>> BEGIN

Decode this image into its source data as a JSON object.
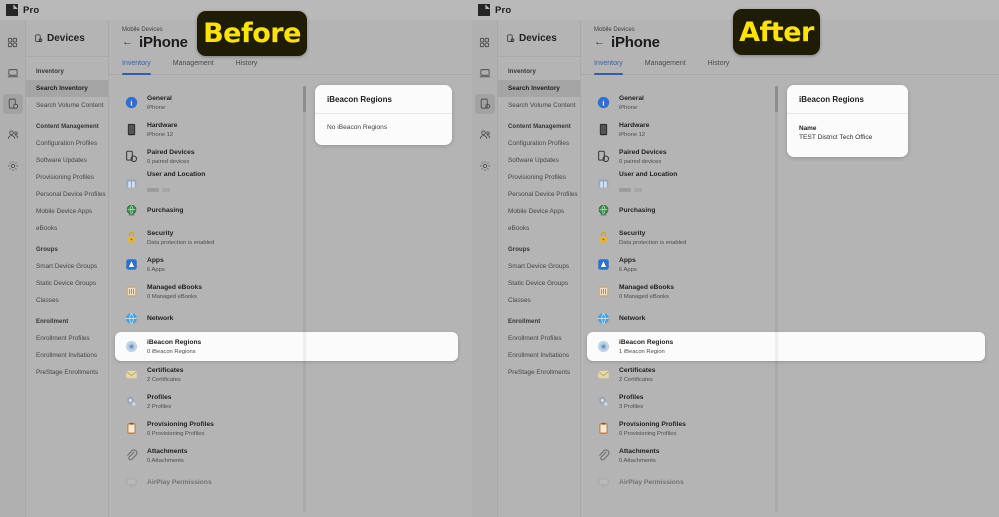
{
  "app": {
    "logo_text": "Pro",
    "logo_icon": "jamf-pro-logo-icon"
  },
  "rail": {
    "items": [
      {
        "name": "dashboard-icon",
        "label": "Dashboard",
        "active": false
      },
      {
        "name": "computers-icon",
        "label": "Computers",
        "active": false
      },
      {
        "name": "devices-icon",
        "label": "Devices",
        "active": true
      },
      {
        "name": "users-icon",
        "label": "Users",
        "active": false
      },
      {
        "name": "settings-gear-icon",
        "label": "Settings",
        "active": false
      }
    ]
  },
  "nav": {
    "header": "Devices",
    "header_icon": "device-icon",
    "groups": [
      {
        "title": "Inventory",
        "items": [
          {
            "label": "Search Inventory",
            "active": true
          },
          {
            "label": "Search Volume Content",
            "active": false
          }
        ]
      },
      {
        "title": "Content Management",
        "items": [
          {
            "label": "Configuration Profiles",
            "active": false
          },
          {
            "label": "Software Updates",
            "active": false
          },
          {
            "label": "Provisioning Profiles",
            "active": false
          },
          {
            "label": "Personal Device Profiles",
            "active": false
          },
          {
            "label": "Mobile Device Apps",
            "active": false
          },
          {
            "label": "eBooks",
            "active": false
          }
        ]
      },
      {
        "title": "Groups",
        "items": [
          {
            "label": "Smart Device Groups",
            "active": false
          },
          {
            "label": "Static Device Groups",
            "active": false
          },
          {
            "label": "Classes",
            "active": false
          }
        ]
      },
      {
        "title": "Enrollment",
        "items": [
          {
            "label": "Enrollment Profiles",
            "active": false
          },
          {
            "label": "Enrollment Invitations",
            "active": false
          },
          {
            "label": "PreStage Enrollments",
            "active": false
          }
        ]
      }
    ]
  },
  "header": {
    "breadcrumb": "Mobile Devices",
    "back_icon": "back-arrow-icon",
    "title": "iPhone"
  },
  "tabs": [
    {
      "label": "Inventory",
      "active": true
    },
    {
      "label": "Management",
      "active": false
    },
    {
      "label": "History",
      "active": false
    }
  ],
  "before": {
    "badge": "Before",
    "inventory": [
      {
        "icon": "general-info-icon",
        "title": "General",
        "sub": "iPhone",
        "selected": false,
        "faded": false
      },
      {
        "icon": "hardware-icon",
        "title": "Hardware",
        "sub": "iPhone 12",
        "selected": false,
        "faded": false
      },
      {
        "icon": "paired-devices-icon",
        "title": "Paired Devices",
        "sub": "0 paired devices",
        "selected": false,
        "faded": false
      },
      {
        "icon": "user-location-icon",
        "title": "User and Location",
        "sub": "",
        "redacted": true,
        "selected": false,
        "faded": false
      },
      {
        "icon": "purchasing-icon",
        "title": "Purchasing",
        "sub": "",
        "selected": false,
        "faded": false
      },
      {
        "icon": "security-lock-icon",
        "title": "Security",
        "sub": "Data protection is enabled",
        "selected": false,
        "faded": false
      },
      {
        "icon": "apps-icon",
        "title": "Apps",
        "sub": "6 Apps",
        "selected": false,
        "faded": false
      },
      {
        "icon": "managed-ebooks-icon",
        "title": "Managed eBooks",
        "sub": "0 Managed eBooks",
        "selected": false,
        "faded": false
      },
      {
        "icon": "network-icon",
        "title": "Network",
        "sub": "",
        "selected": false,
        "faded": false
      },
      {
        "icon": "ibeacon-regions-icon",
        "title": "iBeacon Regions",
        "sub": "0 iBeacon Regions",
        "selected": true,
        "faded": false
      },
      {
        "icon": "certificates-icon",
        "title": "Certificates",
        "sub": "2 Certificates",
        "selected": false,
        "faded": false
      },
      {
        "icon": "profiles-icon",
        "title": "Profiles",
        "sub": "2 Profiles",
        "selected": false,
        "faded": false
      },
      {
        "icon": "provisioning-profiles-icon",
        "title": "Provisioning Profiles",
        "sub": "0 Provisioning Profiles",
        "selected": false,
        "faded": false
      },
      {
        "icon": "attachments-icon",
        "title": "Attachments",
        "sub": "0 Attachments",
        "selected": false,
        "faded": false
      },
      {
        "icon": "airplay-permissions-icon",
        "title": "AirPlay Permissions",
        "sub": "",
        "selected": false,
        "faded": true
      }
    ],
    "card": {
      "title": "iBeacon Regions",
      "empty_text": "No iBeacon Regions"
    }
  },
  "after": {
    "badge": "After",
    "inventory": [
      {
        "icon": "general-info-icon",
        "title": "General",
        "sub": "iPhone",
        "selected": false,
        "faded": false
      },
      {
        "icon": "hardware-icon",
        "title": "Hardware",
        "sub": "iPhone 12",
        "selected": false,
        "faded": false
      },
      {
        "icon": "paired-devices-icon",
        "title": "Paired Devices",
        "sub": "0 paired devices",
        "selected": false,
        "faded": false
      },
      {
        "icon": "user-location-icon",
        "title": "User and Location",
        "sub": "",
        "redacted": true,
        "selected": false,
        "faded": false
      },
      {
        "icon": "purchasing-icon",
        "title": "Purchasing",
        "sub": "",
        "selected": false,
        "faded": false
      },
      {
        "icon": "security-lock-icon",
        "title": "Security",
        "sub": "Data protection is enabled",
        "selected": false,
        "faded": false
      },
      {
        "icon": "apps-icon",
        "title": "Apps",
        "sub": "6 Apps",
        "selected": false,
        "faded": false
      },
      {
        "icon": "managed-ebooks-icon",
        "title": "Managed eBooks",
        "sub": "0 Managed eBooks",
        "selected": false,
        "faded": false
      },
      {
        "icon": "network-icon",
        "title": "Network",
        "sub": "",
        "selected": false,
        "faded": false
      },
      {
        "icon": "ibeacon-regions-icon",
        "title": "iBeacon Regions",
        "sub": "1 iBeacon Region",
        "selected": true,
        "faded": false
      },
      {
        "icon": "certificates-icon",
        "title": "Certificates",
        "sub": "2 Certificates",
        "selected": false,
        "faded": false
      },
      {
        "icon": "profiles-icon",
        "title": "Profiles",
        "sub": "3 Profiles",
        "selected": false,
        "faded": false
      },
      {
        "icon": "provisioning-profiles-icon",
        "title": "Provisioning Profiles",
        "sub": "0 Provisioning Profiles",
        "selected": false,
        "faded": false
      },
      {
        "icon": "attachments-icon",
        "title": "Attachments",
        "sub": "0 Attachments",
        "selected": false,
        "faded": false
      },
      {
        "icon": "airplay-permissions-icon",
        "title": "AirPlay Permissions",
        "sub": "",
        "selected": false,
        "faded": true
      }
    ],
    "card": {
      "title": "iBeacon Regions",
      "field_label": "Name",
      "field_value": "TEST District Tech Office"
    }
  },
  "colors": {
    "accent_blue": "#2f5fb5",
    "badge_bg": "#1f1c05",
    "badge_text": "#ffe400",
    "app_bg": "#b4b4b4",
    "card_bg": "#fbfbfb"
  }
}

>> END

> [Goal]: Within the entries above, report how many lines include "Content", and keep the answer to the number.

> [Written reply]: 2